#### [Stated exercise]
Locate each line with the string "left" in the listing below and copy it.

#### [Dataset records]
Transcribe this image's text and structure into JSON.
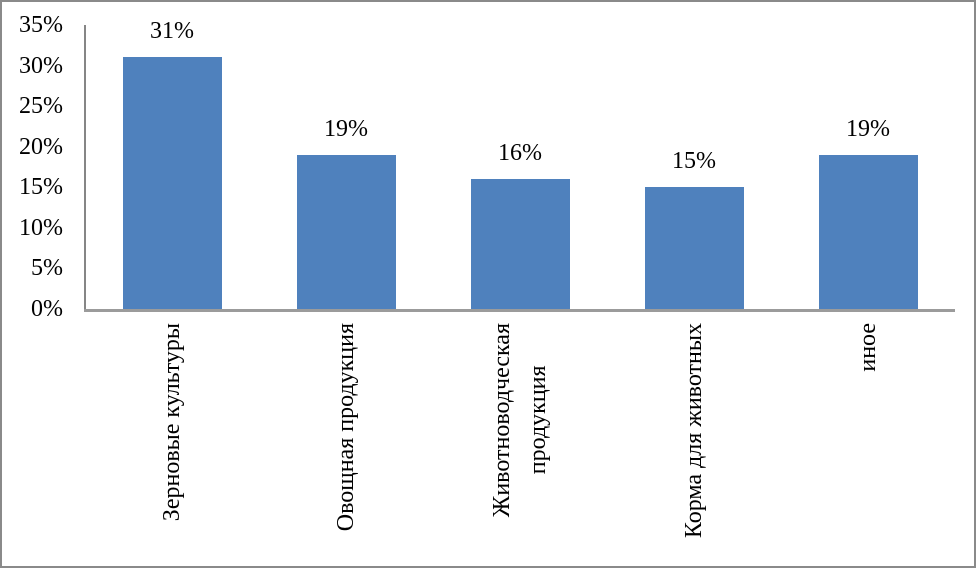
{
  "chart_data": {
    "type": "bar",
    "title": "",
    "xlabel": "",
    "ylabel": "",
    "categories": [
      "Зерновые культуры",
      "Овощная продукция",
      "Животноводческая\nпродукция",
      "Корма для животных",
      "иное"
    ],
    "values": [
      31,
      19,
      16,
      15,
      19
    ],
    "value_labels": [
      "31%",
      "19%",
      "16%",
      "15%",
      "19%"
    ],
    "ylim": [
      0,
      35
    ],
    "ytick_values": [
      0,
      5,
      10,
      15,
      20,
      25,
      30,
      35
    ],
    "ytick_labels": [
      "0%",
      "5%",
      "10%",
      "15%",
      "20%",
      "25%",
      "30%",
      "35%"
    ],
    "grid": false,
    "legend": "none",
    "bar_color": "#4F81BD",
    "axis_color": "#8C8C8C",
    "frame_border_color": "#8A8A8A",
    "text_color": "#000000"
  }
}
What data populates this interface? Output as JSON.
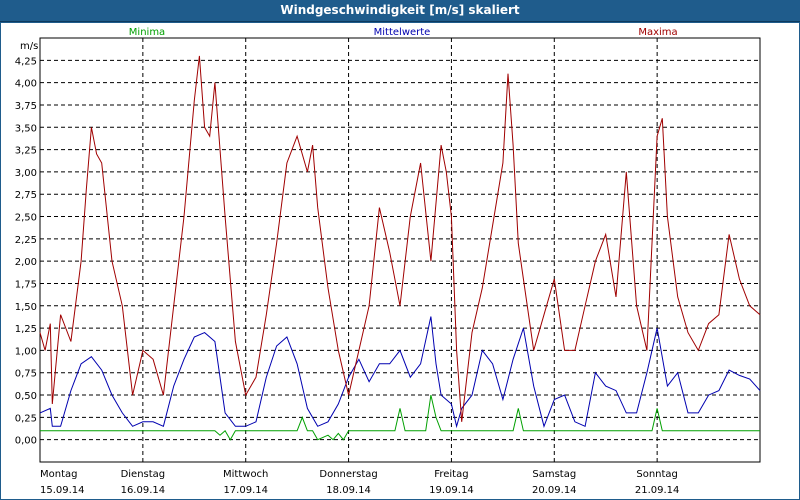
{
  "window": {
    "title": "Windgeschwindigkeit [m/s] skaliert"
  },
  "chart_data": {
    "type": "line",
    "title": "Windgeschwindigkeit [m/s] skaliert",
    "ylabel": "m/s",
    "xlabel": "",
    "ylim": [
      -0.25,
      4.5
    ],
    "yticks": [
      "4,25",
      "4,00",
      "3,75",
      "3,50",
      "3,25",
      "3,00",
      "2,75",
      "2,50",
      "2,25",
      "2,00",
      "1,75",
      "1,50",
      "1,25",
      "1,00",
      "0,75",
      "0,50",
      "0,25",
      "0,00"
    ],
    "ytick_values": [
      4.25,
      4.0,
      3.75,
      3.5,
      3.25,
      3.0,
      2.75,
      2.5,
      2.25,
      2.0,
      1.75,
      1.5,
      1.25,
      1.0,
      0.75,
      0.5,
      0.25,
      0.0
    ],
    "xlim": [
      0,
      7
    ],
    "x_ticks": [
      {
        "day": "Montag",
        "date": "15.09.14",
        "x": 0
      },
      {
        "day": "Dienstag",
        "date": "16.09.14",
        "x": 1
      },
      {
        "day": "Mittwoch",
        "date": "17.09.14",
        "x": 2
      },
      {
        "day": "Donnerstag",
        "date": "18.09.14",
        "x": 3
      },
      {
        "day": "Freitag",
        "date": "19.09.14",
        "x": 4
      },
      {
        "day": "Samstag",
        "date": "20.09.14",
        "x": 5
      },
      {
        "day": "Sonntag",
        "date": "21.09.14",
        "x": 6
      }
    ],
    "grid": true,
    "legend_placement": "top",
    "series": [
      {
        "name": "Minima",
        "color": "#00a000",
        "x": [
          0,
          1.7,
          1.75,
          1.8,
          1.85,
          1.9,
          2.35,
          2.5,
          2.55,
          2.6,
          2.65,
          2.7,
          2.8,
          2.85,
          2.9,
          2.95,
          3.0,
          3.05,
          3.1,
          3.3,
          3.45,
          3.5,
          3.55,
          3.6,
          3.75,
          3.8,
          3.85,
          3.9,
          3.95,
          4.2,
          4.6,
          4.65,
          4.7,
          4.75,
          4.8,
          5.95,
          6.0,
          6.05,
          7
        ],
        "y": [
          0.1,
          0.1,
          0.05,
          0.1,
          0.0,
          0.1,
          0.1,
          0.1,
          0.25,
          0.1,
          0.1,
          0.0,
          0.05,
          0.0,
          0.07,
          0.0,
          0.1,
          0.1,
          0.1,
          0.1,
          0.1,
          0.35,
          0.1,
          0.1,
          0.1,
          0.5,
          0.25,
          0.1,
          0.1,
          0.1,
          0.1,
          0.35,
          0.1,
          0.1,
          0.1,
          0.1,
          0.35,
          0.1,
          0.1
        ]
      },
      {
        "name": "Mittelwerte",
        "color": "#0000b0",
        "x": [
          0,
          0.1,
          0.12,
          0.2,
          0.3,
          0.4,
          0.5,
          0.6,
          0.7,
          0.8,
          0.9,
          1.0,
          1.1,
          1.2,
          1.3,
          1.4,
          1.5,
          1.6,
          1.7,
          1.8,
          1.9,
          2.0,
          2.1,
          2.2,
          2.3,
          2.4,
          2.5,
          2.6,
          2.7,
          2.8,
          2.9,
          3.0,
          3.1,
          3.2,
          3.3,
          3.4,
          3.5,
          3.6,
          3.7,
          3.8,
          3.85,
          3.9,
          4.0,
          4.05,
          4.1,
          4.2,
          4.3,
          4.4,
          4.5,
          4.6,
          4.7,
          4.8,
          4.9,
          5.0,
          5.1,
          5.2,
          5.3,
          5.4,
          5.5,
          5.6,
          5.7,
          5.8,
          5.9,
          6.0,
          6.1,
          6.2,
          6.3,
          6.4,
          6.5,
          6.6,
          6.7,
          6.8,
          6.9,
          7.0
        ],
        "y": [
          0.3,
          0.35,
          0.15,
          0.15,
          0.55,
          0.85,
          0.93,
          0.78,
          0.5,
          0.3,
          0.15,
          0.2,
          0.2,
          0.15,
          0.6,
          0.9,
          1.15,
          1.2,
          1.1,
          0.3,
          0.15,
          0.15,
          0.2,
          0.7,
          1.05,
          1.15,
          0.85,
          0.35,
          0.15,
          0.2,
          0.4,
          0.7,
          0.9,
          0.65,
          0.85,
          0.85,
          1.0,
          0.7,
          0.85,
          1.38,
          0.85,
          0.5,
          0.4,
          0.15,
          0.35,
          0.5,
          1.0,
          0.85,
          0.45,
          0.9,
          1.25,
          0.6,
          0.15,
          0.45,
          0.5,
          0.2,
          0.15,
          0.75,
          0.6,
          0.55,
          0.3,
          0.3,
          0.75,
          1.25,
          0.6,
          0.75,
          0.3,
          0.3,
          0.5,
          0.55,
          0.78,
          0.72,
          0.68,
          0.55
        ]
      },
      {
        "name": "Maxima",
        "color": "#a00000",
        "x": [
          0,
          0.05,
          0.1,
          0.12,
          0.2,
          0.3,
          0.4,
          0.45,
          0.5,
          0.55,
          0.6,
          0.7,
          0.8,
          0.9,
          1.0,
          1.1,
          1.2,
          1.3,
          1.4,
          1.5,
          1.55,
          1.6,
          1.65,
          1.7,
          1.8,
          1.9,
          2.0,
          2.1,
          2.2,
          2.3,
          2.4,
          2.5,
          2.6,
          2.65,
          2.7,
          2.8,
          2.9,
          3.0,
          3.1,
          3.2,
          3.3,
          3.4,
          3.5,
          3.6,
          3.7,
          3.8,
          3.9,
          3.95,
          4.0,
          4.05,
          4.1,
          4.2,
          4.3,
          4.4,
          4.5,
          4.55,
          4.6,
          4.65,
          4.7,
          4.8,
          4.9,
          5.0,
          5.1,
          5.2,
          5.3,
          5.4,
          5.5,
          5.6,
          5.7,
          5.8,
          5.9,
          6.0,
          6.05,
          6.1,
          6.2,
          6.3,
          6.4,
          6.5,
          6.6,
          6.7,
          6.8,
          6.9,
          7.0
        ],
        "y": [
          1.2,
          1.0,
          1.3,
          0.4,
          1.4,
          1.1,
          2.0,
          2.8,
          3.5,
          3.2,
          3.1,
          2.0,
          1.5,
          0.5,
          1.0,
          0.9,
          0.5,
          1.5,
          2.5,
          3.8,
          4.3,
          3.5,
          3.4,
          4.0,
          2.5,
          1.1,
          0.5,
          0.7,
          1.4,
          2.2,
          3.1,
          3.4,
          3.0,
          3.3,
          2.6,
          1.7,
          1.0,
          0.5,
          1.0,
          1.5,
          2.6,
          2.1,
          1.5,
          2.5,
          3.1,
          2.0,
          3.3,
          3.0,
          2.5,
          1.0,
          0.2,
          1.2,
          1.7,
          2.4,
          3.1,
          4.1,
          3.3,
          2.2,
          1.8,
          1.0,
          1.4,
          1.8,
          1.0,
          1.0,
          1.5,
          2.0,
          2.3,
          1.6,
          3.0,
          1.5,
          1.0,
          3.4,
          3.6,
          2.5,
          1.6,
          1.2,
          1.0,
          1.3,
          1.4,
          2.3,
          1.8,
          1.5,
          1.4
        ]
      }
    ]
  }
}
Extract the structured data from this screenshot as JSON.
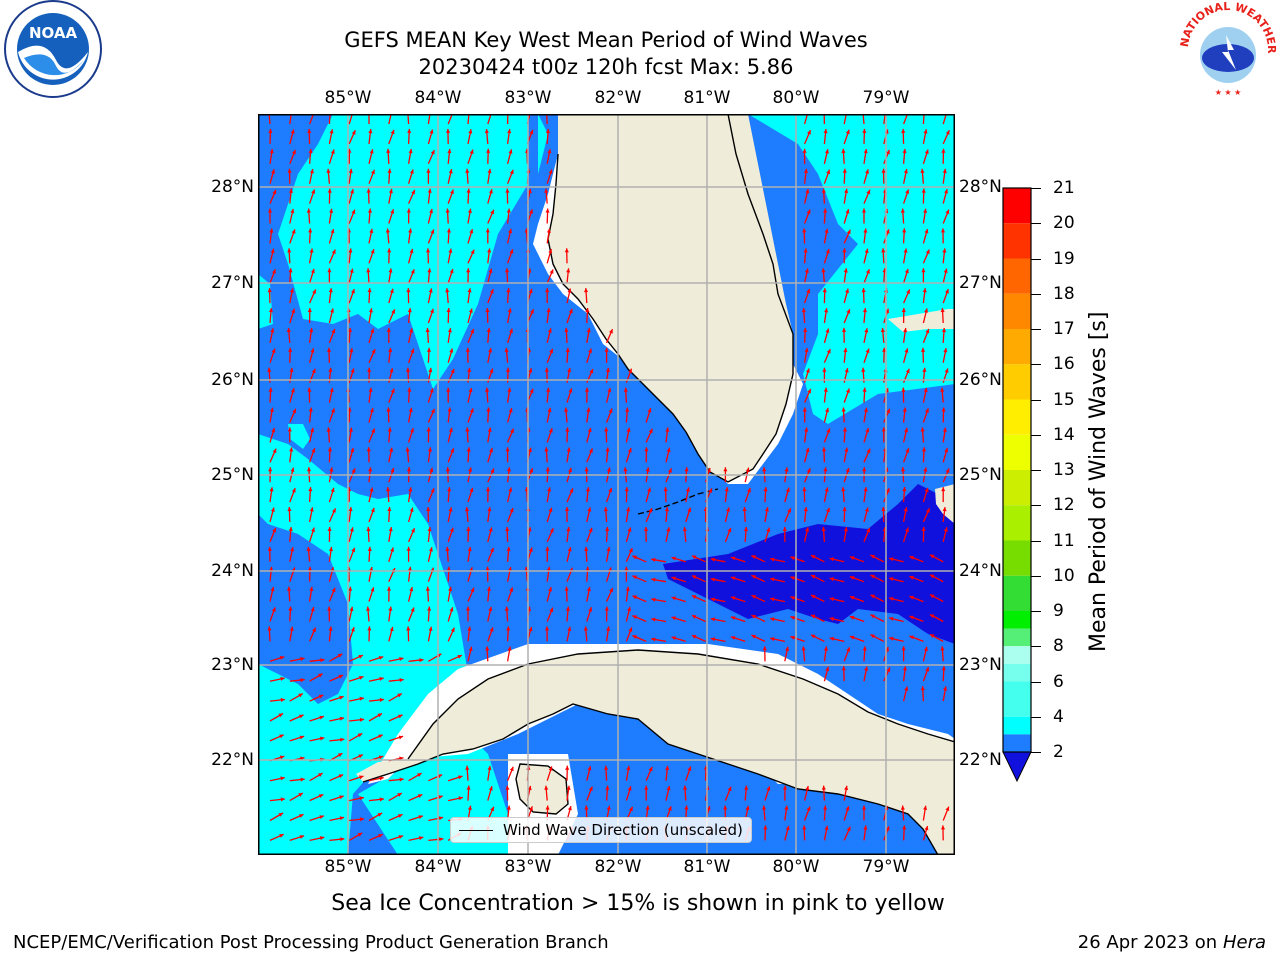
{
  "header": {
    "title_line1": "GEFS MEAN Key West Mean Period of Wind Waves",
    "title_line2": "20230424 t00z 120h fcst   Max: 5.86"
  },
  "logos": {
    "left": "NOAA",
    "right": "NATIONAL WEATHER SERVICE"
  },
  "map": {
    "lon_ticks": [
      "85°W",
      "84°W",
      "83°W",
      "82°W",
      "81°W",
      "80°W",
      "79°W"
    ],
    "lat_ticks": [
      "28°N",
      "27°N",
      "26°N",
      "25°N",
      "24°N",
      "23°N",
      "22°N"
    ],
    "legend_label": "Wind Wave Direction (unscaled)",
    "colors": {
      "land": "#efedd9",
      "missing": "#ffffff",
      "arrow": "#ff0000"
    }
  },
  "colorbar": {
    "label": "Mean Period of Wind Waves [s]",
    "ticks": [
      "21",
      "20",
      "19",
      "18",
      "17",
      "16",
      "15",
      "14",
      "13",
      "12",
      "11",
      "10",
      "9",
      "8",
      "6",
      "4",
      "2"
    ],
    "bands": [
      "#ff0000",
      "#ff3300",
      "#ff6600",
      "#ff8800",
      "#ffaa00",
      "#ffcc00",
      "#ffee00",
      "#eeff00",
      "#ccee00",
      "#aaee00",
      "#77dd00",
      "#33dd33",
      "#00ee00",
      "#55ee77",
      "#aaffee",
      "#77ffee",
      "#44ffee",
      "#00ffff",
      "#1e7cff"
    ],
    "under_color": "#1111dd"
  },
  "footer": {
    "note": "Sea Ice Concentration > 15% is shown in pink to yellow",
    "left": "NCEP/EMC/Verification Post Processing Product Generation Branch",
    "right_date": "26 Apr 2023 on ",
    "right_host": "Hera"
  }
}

#### [Reply to the exercise]
    "left": "NOAA",
    "left": "NCEP/EMC/Verification Post Processing Product Generation Branch",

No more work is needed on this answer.